--- Start of DOCUMENT ---

Over the summer, the private equity industry received a very favorable ruling from the Department of Labor, allowing 401(k) plans to invest in private equity funds. Of course, the private equity industry and their lobbyists have long desired the opportunity to access 401(k) assets, and they are ecstatic. This opportunity opens up several trillion dollars in potential assets to private equity funds, their opaque structure and high fees notwithstanding. But the inclusion of private equity in retirement plans is not a positive development, and it will not ultimately be good for working people’s retirement savings.
It is no surprise that this deregulation has occurred with Labor Secretary Eugene Scalia at the helm of the Department of Labor. Mr. Scalia, a son of the late Justice Antonin Scalia, has developed a reputation for representing corporations and the financial industry at the expense of consumers. For a 401(k) industry that has been plagued with bad practices and unnecessarily high fees over the last forty years, having Mr. Scalia at the helm amounts to the fox minding the henhouse. It was Scalia himself who took the lead in defeating the Department of Labor’s fiduciary rule in 2018. The fiduciary rule was correctly aimed at improving the investment performance of retirement plans by eliminating conflicts of interest by financial advisors.
The 401(k) was originally a 1978 loophole in the law that permitted companies to allow employees to defer compensation pre-tax in order to buy stocks. That exemption then led to setting up retirement plans that became the primary retirement vehicle for American workers, in place of pensions. But the ensuing forty years has demonstrated the failure of this change in helping people adequately prepare for retirement. There are two reasons for the failure.
First, people have not saved enough money. Individuals must take ownership of their own retirement plans, yet employers and the financial industry have not done a good job in educating people about their longer-term retirement needs.
Second, the financial industry has larded up the aggregate fees in an opaque system that has systematically hindered investment returns for workers. Financial advisors who recommend high-fee mutual funds or other investments receive backdoor payments known as “revenue sharing.” Further deregulation to allow more opacity and higher-expense private equity investments only exacerbates the problem.

--- End of DOCUMENT ---

TASKS FOR THIS EXERCISE »
1. In the article on private equity in 401(k) plans, what year did the 401(k) begin as a loophole in the law?
2. Condense the paragraph of the 401(k) article that begins "It is no surprise" into a short bulleted list, keeping its main facts.
3. From the 401(k) article, extract the passage between "It is no surprise" and "by financial advisors.", inclusive.

--- Start of RECORD EXCERPTS ---

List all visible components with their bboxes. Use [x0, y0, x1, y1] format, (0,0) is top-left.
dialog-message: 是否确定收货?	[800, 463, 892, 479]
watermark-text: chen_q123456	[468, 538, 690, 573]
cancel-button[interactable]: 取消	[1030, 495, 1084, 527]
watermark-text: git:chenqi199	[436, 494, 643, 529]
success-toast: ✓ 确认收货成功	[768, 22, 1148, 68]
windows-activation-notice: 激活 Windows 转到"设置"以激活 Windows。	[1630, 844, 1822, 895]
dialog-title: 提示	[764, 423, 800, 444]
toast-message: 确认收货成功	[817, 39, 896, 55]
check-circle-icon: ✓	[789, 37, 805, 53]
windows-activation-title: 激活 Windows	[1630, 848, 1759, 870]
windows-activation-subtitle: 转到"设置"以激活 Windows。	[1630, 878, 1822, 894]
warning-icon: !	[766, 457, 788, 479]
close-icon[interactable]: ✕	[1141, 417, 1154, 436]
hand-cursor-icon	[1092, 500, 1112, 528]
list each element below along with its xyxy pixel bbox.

--- End of RECORD EXCERPTS ---
--- Start of RECORD EXCERPTS ---

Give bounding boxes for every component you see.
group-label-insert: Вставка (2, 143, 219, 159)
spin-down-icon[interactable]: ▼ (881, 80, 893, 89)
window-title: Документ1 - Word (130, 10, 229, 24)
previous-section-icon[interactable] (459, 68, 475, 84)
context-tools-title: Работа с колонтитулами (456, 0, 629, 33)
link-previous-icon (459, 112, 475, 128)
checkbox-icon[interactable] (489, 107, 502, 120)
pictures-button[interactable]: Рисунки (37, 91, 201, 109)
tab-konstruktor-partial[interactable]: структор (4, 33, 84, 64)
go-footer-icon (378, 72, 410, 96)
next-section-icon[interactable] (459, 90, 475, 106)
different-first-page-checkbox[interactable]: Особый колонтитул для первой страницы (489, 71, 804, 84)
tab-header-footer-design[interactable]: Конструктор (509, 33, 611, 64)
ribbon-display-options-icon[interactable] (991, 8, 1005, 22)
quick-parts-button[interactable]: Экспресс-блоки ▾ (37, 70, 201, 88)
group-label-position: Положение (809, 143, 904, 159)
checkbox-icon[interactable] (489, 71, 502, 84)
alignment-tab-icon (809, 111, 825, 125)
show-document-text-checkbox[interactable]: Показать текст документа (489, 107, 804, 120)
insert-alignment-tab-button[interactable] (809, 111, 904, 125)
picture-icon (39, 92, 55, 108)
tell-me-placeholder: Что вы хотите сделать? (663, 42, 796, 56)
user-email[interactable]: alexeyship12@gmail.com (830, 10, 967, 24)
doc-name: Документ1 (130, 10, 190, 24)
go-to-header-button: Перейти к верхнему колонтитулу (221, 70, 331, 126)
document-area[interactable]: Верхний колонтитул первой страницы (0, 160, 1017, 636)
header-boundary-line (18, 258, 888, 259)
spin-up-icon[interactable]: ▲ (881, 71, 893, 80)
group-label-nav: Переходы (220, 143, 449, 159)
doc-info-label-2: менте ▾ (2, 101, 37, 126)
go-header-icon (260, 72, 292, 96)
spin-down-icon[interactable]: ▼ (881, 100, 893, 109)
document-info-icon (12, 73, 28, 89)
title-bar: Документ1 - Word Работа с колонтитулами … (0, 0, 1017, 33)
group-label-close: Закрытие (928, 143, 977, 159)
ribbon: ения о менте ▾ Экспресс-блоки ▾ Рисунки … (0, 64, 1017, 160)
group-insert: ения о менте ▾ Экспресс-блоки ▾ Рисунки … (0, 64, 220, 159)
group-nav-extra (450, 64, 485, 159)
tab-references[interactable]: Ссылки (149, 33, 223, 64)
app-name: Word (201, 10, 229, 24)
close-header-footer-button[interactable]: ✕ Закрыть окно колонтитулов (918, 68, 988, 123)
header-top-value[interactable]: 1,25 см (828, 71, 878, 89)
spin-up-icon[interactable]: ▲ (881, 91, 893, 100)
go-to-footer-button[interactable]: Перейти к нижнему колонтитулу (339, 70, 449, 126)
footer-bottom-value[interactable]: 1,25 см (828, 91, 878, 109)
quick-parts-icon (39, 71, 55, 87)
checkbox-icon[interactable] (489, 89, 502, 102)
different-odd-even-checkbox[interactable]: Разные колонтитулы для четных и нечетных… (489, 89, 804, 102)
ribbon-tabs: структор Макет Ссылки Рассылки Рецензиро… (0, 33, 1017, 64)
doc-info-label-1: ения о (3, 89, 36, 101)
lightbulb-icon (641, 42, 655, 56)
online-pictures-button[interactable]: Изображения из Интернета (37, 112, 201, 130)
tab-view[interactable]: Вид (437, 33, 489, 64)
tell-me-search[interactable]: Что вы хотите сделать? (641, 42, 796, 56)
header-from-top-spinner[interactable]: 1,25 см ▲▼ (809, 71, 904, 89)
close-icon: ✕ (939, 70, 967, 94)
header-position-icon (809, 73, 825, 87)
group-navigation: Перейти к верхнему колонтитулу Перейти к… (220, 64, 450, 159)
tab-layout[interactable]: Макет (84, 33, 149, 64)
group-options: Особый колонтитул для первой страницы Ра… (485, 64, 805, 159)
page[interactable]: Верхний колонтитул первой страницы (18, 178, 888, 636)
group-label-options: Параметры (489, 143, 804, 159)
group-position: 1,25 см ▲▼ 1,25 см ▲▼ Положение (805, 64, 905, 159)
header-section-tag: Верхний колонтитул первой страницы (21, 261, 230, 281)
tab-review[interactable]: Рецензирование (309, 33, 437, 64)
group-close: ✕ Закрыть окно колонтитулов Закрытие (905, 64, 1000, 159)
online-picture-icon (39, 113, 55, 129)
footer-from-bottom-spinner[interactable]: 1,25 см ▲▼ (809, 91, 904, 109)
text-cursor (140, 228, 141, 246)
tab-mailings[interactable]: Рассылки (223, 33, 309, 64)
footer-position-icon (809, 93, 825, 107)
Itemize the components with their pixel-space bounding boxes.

--- End of RECORD EXCERPTS ---

SOLUTIONS FOR EACH TASK »
1. 1978

2.
- The deregulation happened under Labor Secretary Eugene Scalia, a son of the late Justice Antonin Scalia.
- Scalia has a reputation for representing corporations and the financial industry at the expense of consumers.
- The 401(k) industry has suffered from bad practices and unnecessarily high fees for forty years, so his leadership amounts to the fox minding the henhouse.
- Scalia led the defeat of the Department of Labor's fiduciary rule in 2018.
- That rule aimed to improve retirement plan performance by eliminating financial advisors' conflicts of interest.

3.
It is no surprise that this deregulation has occurred with Labor Secretary Eugene Scalia at the helm of the Department of Labor. Mr. Scalia, a son of the late Justice Antonin Scalia, has developed a reputation for representing corporations and the financial industry at the expense of consumers. For a 401(k) industry that has been plagued with bad practices and unnecessarily high fees over the last forty years, having Mr. Scalia at the helm amounts to the fox minding the henhouse. It was Scalia himself who took the lead in defeating the Department of Labor’s fiduciary rule in 2018. The fiduciary rule was correctly aimed at improving the investment performance of retirement plans by eliminating conflicts of interest by financial advisors.